- **BRIEF**: In the listing below, find every line containing "Sept" and copy it out.

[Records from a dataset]
[Start]
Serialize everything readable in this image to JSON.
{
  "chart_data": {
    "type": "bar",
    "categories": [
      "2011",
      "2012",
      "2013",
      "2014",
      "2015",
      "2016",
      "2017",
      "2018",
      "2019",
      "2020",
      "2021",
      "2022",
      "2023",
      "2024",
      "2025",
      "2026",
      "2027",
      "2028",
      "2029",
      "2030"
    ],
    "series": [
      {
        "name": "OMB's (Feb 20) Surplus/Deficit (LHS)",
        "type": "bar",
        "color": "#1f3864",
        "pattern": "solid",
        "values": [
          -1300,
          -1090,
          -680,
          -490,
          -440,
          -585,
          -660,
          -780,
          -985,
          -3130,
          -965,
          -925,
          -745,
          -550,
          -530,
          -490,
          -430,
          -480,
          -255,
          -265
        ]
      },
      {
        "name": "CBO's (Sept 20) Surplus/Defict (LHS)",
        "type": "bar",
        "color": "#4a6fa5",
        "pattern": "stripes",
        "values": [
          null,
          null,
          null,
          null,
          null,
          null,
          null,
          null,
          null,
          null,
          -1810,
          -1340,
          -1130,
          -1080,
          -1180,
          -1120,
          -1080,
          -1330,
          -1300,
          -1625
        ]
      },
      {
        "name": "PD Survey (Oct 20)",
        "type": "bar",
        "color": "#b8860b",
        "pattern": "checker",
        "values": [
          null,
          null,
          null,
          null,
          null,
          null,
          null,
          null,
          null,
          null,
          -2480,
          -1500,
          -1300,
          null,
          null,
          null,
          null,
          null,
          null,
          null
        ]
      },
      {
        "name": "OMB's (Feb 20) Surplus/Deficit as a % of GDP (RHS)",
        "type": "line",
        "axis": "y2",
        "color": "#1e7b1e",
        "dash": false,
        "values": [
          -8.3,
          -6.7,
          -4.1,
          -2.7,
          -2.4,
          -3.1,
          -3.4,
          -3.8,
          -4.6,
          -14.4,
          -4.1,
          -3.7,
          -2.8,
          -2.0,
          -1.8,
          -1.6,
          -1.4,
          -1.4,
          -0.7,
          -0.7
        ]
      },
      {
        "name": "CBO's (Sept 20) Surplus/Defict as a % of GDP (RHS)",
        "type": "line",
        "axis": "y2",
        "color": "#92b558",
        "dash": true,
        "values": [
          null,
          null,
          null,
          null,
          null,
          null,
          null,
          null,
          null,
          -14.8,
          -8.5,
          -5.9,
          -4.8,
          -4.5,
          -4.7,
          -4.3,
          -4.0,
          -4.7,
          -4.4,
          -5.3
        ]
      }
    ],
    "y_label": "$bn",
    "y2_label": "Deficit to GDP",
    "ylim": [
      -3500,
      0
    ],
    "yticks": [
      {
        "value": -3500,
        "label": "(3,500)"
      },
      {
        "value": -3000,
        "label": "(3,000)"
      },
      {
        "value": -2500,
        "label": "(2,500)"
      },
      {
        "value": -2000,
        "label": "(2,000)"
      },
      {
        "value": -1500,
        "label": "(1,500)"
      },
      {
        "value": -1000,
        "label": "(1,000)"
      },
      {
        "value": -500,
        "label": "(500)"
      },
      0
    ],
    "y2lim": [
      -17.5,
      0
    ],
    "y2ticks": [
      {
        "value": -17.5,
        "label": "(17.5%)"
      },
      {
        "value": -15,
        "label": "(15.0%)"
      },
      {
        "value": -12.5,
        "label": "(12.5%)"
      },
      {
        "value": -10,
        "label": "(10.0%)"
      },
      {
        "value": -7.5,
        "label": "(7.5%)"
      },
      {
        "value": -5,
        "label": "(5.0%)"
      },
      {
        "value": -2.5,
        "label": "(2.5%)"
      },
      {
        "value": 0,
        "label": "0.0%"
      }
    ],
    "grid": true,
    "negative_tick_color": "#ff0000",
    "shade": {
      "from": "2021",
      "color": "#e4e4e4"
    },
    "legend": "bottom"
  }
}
[End]
[Start]
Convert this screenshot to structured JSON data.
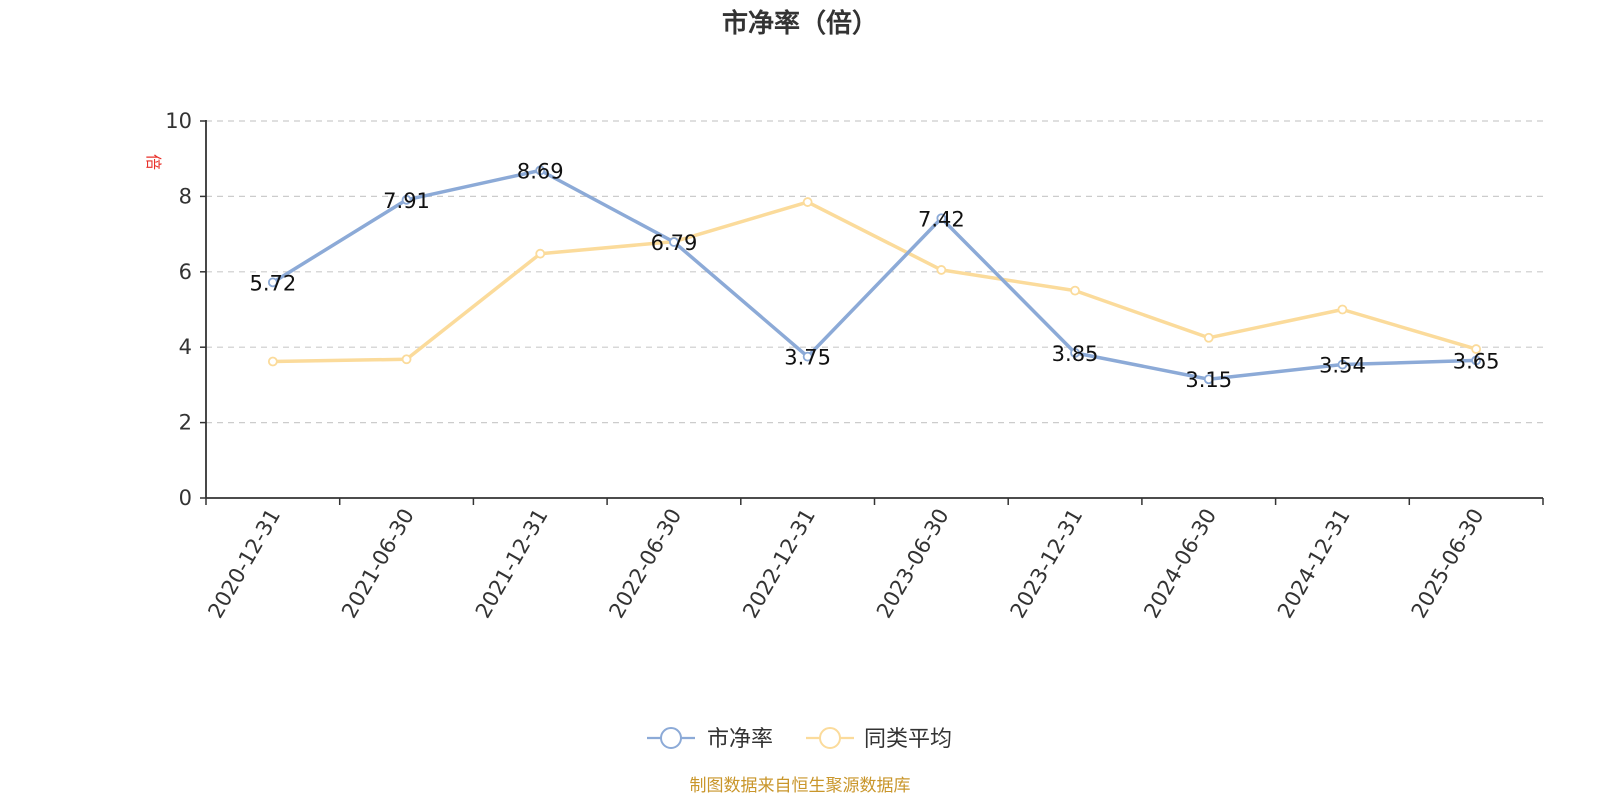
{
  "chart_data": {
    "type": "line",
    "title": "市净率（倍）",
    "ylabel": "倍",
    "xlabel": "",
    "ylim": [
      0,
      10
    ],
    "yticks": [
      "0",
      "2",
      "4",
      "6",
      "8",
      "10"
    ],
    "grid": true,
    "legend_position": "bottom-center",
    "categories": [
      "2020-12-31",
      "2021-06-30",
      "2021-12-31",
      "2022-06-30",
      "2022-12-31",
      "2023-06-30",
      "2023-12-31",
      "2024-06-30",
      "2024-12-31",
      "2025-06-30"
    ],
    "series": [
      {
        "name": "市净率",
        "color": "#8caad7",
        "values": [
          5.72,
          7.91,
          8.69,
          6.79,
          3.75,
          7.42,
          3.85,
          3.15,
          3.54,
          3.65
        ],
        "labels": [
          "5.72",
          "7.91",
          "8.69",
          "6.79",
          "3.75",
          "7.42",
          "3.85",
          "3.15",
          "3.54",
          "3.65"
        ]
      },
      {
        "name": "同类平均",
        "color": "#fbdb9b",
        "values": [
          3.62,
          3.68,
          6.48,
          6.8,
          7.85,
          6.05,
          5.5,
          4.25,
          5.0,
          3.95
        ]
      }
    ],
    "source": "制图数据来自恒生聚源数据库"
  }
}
[End]
- **WRITTEN SOLUTION**:
        "name": "CBO's (Sept 20) Surplus/Defict (LHS)",
        "name": "CBO's (Sept 20) Surplus/Defict as a % of GDP (RHS)",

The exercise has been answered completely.